* **WHAT YOU ARE ASKED TO DO**: Each line from the line holding "Read all visible content and emit it as JSON." through the last line should be written out exactly, with nothing else and no images.

A run of records:
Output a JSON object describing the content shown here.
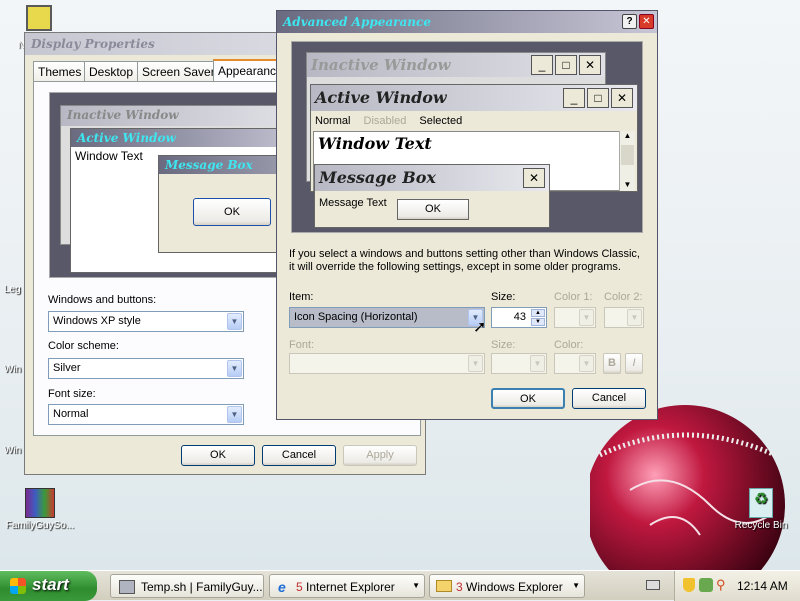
{
  "desktop": {
    "icons": [
      {
        "label": "FamilyGuySo..."
      },
      {
        "label": "Recycle Bin"
      }
    ],
    "partial_labels": [
      "N",
      "Leg",
      "Win",
      "Win"
    ]
  },
  "display_properties": {
    "title": "Display Properties",
    "tabs": [
      "Themes",
      "Desktop",
      "Screen Saver",
      "Appearance"
    ],
    "preview": {
      "inactive_title": "Inactive Window",
      "active_title": "Active Window",
      "window_text": "Window Text",
      "msgbox_title": "Message Box",
      "ok_label": "OK"
    },
    "windows_buttons_label": "Windows and buttons:",
    "windows_buttons_value": "Windows XP style",
    "color_scheme_label": "Color scheme:",
    "color_scheme_value": "Silver",
    "font_size_label": "Font size:",
    "font_size_value": "Normal",
    "ok_label": "OK",
    "cancel_label": "Cancel",
    "apply_label": "Apply"
  },
  "advanced_appearance": {
    "title": "Advanced Appearance",
    "help_label": "?",
    "close_label": "✕",
    "preview": {
      "inactive_title": "Inactive Window",
      "active_title": "Active Window",
      "menu_normal": "Normal",
      "menu_disabled": "Disabled",
      "menu_selected": "Selected",
      "window_text": "Window Text",
      "msgbox_title": "Message Box",
      "msgbox_text": "Message Text",
      "ok_label": "OK"
    },
    "info_text_1": "If you select a windows and buttons setting other than Windows Classic,",
    "info_text_2": "it will override the following settings, except in some older programs.",
    "item_label": "Item:",
    "item_value": "Icon Spacing (Horizontal)",
    "size_label": "Size:",
    "size_value": "43",
    "color1_label": "Color 1:",
    "color2_label": "Color 2:",
    "font_label": "Font:",
    "font_size_label": "Size:",
    "color_label": "Color:",
    "bold_label": "B",
    "italic_label": "I",
    "ok_label": "OK",
    "cancel_label": "Cancel"
  },
  "taskbar": {
    "start_label": "start",
    "buttons": [
      {
        "label": "Temp.sh | FamilyGuy..."
      },
      {
        "count": "5",
        "label": "Internet Explorer"
      },
      {
        "count": "3",
        "label": "Windows Explorer"
      }
    ],
    "clock": "12:14 AM"
  },
  "colors": {
    "title_active": "#6f6f86",
    "title_gradient_end": "#c8c8d8",
    "title_text_cyan": "#3ee6f0",
    "start_green": "#3a9a3a",
    "ok_border": "#003c74"
  }
}
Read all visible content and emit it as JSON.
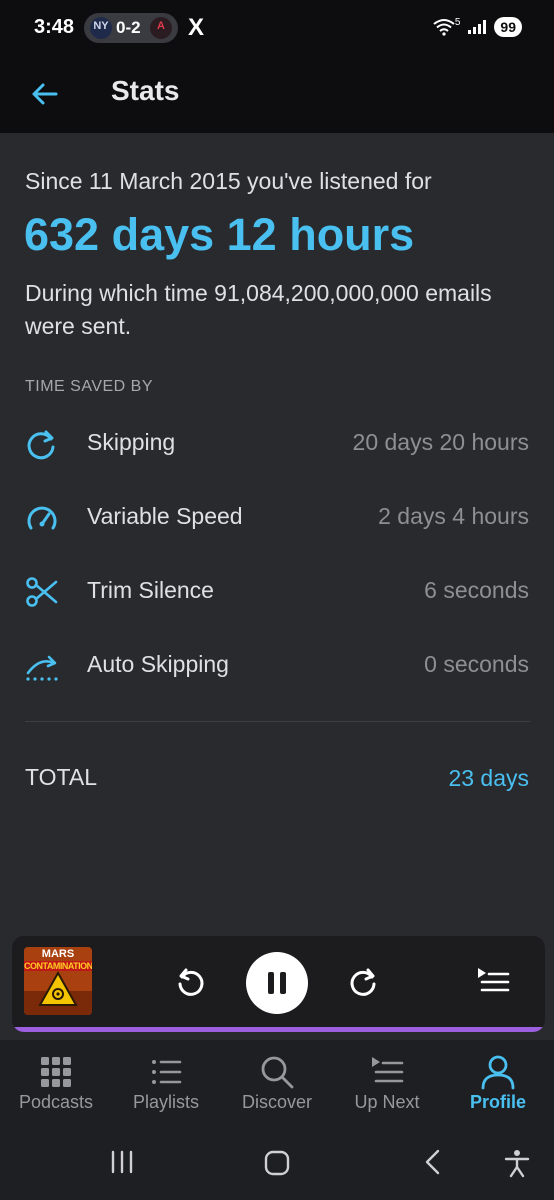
{
  "status_bar": {
    "time": "3:48",
    "score": "0-2",
    "team_left": "NY",
    "team_right": "A",
    "x_label": "X",
    "wifi_badge": "5",
    "battery": "99"
  },
  "header": {
    "title": "Stats",
    "back_icon": "arrow-left-icon"
  },
  "stats": {
    "since_text": "Since 11 March 2015 you've listened for",
    "listen_time": "632 days 12 hours",
    "fun_fact": "During which time 91,084,200,000,000 emails were sent.",
    "section_title": "TIME SAVED BY",
    "rows": [
      {
        "label": "Skipping",
        "value": "20 days 20 hours",
        "icon": "skip-forward-icon"
      },
      {
        "label": "Variable Speed",
        "value": "2 days 4 hours",
        "icon": "speedometer-icon"
      },
      {
        "label": "Trim Silence",
        "value": "6 seconds",
        "icon": "scissors-icon"
      },
      {
        "label": "Auto Skipping",
        "value": "0 seconds",
        "icon": "auto-skip-icon"
      }
    ],
    "total_label": "TOTAL",
    "total_value": "23 days"
  },
  "player": {
    "artwork_title_1": "MARS",
    "artwork_title_2": "CONTAMINATION",
    "progress": 1.0,
    "accent": "#9b5fe0"
  },
  "nav": {
    "items": [
      {
        "label": "Podcasts",
        "icon": "grid-icon"
      },
      {
        "label": "Playlists",
        "icon": "list-icon"
      },
      {
        "label": "Discover",
        "icon": "search-icon"
      },
      {
        "label": "Up Next",
        "icon": "up-next-icon"
      },
      {
        "label": "Profile",
        "icon": "person-icon",
        "active": true
      }
    ]
  },
  "colors": {
    "accent": "#49c0f0",
    "background": "#292a2e",
    "bar": "#0d0d0f"
  }
}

* **EXPECTED ANSWER**:
Read all visible content and emit it as JSON.
{
  "status_bar": {
    "time": "3:48",
    "score": "0-2",
    "team_left": "NY",
    "team_right": "A",
    "x_label": "X",
    "wifi_badge": "5",
    "battery": "99"
  },
  "header": {
    "title": "Stats",
    "back_icon": "arrow-left-icon"
  },
  "stats": {
    "since_text": "Since 11 March 2015 you've listened for",
    "listen_time": "632 days 12 hours",
    "fun_fact": "During which time 91,084,200,000,000 emails were sent.",
    "section_title": "TIME SAVED BY",
    "rows": [
      {
        "label": "Skipping",
        "value": "20 days 20 hours",
        "icon": "skip-forward-icon"
      },
      {
        "label": "Variable Speed",
        "value": "2 days 4 hours",
        "icon": "speedometer-icon"
      },
      {
        "label": "Trim Silence",
        "value": "6 seconds",
        "icon": "scissors-icon"
      },
      {
        "label": "Auto Skipping",
        "value": "0 seconds",
        "icon": "auto-skip-icon"
      }
    ],
    "total_label": "TOTAL",
    "total_value": "23 days"
  },
  "player": {
    "artwork_title_1": "MARS",
    "artwork_title_2": "CONTAMINATION",
    "progress": 1.0,
    "accent": "#9b5fe0"
  },
  "nav": {
    "items": [
      {
        "label": "Podcasts",
        "icon": "grid-icon"
      },
      {
        "label": "Playlists",
        "icon": "list-icon"
      },
      {
        "label": "Discover",
        "icon": "search-icon"
      },
      {
        "label": "Up Next",
        "icon": "up-next-icon"
      },
      {
        "label": "Profile",
        "icon": "person-icon",
        "active": true
      }
    ]
  },
  "colors": {
    "accent": "#49c0f0",
    "background": "#292a2e",
    "bar": "#0d0d0f"
  }
}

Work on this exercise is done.